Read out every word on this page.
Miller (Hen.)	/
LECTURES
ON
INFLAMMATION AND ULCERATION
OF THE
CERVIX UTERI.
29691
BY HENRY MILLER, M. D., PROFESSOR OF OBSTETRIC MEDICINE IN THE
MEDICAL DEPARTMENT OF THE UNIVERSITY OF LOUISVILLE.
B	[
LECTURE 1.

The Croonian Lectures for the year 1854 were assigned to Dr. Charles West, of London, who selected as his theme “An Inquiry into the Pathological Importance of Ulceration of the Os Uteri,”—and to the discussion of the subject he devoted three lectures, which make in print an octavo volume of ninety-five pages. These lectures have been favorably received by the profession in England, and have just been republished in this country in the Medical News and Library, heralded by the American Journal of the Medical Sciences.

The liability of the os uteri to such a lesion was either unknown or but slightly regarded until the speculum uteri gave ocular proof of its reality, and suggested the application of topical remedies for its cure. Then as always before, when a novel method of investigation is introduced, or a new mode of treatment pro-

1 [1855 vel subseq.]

...

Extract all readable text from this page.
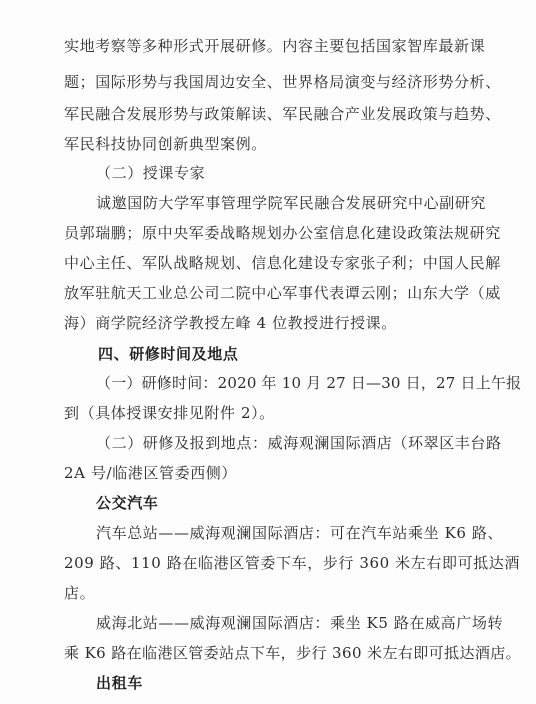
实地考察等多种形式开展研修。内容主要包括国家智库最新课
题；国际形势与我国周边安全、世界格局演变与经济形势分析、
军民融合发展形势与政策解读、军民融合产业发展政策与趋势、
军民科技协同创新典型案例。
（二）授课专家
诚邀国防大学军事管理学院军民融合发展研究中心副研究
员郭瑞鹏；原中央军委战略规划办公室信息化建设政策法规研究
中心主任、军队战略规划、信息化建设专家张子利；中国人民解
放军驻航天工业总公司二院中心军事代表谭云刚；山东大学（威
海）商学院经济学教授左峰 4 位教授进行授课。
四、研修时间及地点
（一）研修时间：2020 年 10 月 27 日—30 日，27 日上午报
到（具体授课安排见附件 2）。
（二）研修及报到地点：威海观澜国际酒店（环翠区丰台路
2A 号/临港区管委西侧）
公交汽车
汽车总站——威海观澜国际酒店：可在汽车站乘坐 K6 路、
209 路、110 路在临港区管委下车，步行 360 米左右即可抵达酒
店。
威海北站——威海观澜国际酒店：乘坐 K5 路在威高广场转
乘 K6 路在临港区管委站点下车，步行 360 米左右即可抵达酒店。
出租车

Goal of the exercise: Check each line of these records for the string "this" and state only how many lines have it.

Exercise output: 3